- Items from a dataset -
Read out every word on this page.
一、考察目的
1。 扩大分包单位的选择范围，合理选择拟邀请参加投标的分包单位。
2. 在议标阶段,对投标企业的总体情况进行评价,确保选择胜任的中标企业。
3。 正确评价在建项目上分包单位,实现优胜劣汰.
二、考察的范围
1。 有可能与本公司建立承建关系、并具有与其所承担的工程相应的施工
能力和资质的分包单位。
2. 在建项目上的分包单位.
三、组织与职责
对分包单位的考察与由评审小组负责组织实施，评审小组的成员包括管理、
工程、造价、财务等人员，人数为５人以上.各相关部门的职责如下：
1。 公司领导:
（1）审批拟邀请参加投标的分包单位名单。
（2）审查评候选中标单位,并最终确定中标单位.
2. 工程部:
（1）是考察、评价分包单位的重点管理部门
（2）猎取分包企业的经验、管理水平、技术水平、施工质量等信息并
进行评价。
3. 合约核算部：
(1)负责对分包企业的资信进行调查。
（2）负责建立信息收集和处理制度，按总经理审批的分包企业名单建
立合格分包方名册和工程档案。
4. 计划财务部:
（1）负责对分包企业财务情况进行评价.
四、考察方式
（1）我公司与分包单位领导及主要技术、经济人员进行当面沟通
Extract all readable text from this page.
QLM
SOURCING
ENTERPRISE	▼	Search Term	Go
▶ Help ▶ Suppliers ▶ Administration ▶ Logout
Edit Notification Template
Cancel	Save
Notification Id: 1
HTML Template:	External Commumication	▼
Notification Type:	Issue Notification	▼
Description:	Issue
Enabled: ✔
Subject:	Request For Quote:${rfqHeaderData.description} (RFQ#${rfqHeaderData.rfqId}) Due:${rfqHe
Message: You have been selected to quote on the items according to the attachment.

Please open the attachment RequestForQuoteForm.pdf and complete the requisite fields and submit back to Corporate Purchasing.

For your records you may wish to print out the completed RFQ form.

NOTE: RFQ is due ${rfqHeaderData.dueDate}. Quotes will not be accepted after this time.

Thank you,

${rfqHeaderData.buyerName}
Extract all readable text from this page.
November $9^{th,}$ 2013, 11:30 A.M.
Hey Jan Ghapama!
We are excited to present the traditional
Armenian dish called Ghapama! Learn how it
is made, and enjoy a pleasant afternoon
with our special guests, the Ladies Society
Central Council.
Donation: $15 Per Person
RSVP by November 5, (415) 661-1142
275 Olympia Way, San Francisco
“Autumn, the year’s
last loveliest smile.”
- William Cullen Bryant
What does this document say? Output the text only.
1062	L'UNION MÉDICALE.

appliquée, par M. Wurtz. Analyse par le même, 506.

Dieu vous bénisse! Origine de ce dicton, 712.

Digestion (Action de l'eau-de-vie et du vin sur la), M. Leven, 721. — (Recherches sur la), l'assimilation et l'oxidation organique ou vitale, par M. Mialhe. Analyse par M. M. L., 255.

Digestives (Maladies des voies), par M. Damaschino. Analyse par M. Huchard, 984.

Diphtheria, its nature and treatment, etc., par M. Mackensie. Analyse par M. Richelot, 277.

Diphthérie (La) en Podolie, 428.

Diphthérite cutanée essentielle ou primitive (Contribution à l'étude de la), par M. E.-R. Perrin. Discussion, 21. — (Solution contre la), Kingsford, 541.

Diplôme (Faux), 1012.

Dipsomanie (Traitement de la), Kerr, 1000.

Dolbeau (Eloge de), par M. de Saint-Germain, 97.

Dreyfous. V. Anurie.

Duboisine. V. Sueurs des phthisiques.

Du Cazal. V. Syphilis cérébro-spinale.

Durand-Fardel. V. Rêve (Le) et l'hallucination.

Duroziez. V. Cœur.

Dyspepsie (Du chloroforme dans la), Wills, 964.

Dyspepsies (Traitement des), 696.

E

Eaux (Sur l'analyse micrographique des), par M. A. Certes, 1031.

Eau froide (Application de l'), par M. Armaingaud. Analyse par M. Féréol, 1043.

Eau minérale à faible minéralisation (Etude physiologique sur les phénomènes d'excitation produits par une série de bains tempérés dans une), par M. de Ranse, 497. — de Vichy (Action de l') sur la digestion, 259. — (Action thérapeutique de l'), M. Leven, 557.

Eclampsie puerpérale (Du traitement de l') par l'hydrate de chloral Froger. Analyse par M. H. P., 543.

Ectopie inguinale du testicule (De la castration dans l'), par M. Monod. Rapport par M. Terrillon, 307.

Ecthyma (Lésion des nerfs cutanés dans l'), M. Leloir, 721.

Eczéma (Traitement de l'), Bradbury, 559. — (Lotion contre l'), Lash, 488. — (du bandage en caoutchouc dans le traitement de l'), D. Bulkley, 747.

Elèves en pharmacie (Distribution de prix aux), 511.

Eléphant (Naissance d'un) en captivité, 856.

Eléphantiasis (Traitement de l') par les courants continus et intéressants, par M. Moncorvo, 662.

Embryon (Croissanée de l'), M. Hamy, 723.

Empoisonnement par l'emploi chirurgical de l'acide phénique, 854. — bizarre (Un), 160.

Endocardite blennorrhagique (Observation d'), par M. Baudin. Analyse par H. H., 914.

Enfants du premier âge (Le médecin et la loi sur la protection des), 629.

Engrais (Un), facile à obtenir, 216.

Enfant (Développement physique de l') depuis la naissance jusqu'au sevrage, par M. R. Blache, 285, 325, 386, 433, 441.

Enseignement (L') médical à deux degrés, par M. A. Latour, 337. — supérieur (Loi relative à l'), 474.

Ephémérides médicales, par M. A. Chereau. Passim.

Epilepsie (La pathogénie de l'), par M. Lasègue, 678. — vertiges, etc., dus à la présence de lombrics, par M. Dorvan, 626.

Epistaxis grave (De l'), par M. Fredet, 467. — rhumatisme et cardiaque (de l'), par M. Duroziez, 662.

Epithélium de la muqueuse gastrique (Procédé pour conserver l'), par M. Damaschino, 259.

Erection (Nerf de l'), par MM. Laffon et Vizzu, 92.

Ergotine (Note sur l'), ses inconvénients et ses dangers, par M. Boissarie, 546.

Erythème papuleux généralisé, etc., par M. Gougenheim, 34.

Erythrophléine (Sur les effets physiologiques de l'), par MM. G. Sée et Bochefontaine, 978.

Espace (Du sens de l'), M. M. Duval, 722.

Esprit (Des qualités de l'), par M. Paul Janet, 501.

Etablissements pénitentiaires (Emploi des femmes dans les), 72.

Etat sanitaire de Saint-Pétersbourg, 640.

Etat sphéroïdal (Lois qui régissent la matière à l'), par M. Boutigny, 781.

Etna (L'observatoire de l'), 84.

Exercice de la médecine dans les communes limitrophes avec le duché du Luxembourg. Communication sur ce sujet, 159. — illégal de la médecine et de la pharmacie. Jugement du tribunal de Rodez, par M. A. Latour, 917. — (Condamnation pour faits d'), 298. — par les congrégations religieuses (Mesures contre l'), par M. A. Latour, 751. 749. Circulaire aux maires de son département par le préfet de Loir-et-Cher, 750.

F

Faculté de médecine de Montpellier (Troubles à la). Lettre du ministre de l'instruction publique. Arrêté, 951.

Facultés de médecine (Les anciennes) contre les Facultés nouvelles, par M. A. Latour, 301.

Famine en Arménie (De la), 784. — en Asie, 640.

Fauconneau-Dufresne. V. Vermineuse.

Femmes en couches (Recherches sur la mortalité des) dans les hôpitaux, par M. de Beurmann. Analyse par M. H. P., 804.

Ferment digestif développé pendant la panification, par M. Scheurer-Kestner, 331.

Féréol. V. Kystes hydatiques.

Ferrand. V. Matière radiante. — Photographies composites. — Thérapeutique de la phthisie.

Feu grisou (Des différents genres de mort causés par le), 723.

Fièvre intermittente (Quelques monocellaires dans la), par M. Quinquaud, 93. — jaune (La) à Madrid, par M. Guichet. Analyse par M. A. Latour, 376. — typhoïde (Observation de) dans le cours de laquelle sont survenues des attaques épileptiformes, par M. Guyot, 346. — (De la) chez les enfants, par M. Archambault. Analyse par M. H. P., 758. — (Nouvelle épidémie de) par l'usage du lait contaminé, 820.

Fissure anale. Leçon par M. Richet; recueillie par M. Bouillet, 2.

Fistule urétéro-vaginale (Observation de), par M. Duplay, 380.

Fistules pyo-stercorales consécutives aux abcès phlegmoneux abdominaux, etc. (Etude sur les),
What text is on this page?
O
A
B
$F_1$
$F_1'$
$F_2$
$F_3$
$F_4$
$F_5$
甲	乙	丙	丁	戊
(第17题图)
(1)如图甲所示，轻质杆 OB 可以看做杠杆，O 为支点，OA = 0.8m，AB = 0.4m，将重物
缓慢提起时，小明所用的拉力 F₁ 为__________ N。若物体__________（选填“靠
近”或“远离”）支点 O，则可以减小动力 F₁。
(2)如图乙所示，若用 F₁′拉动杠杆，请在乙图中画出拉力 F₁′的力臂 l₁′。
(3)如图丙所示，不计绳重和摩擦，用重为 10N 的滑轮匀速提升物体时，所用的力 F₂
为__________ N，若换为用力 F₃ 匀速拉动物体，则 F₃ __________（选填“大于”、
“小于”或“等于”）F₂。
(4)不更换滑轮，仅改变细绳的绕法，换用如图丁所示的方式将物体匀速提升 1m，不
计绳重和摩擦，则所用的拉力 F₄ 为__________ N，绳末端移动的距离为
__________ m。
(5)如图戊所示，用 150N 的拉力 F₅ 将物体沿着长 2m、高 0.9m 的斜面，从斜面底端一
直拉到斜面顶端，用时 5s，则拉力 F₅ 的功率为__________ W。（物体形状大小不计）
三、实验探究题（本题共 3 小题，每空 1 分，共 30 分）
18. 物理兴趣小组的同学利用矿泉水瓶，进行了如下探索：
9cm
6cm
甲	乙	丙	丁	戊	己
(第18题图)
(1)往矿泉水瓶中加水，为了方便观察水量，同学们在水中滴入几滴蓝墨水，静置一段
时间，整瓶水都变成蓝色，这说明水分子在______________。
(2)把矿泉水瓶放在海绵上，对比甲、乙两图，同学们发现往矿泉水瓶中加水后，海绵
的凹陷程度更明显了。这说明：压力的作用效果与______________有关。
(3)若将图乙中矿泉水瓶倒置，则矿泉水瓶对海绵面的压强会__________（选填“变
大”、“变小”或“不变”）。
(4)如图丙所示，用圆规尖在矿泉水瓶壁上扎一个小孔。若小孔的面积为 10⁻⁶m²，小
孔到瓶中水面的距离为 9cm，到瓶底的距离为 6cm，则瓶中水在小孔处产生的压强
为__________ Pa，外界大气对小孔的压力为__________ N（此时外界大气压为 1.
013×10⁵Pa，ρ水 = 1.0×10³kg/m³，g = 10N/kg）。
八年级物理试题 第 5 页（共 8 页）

- What is needed -
Copy all lines from the material that contain "Recherches".

- The solution -
Digestion (Action de l'eau-de-vie et du vin sur la), M. Leven, 721. — (Recherches sur la), l'assimilation et l'oxidation organique ou vitale, par M. Mialhe. Analyse par M. M. L., 255.
Femmes en couches (Recherches sur la mortalité des) dans les hôpitaux, par M. de Beurmann. Analyse par M. H. P., 804.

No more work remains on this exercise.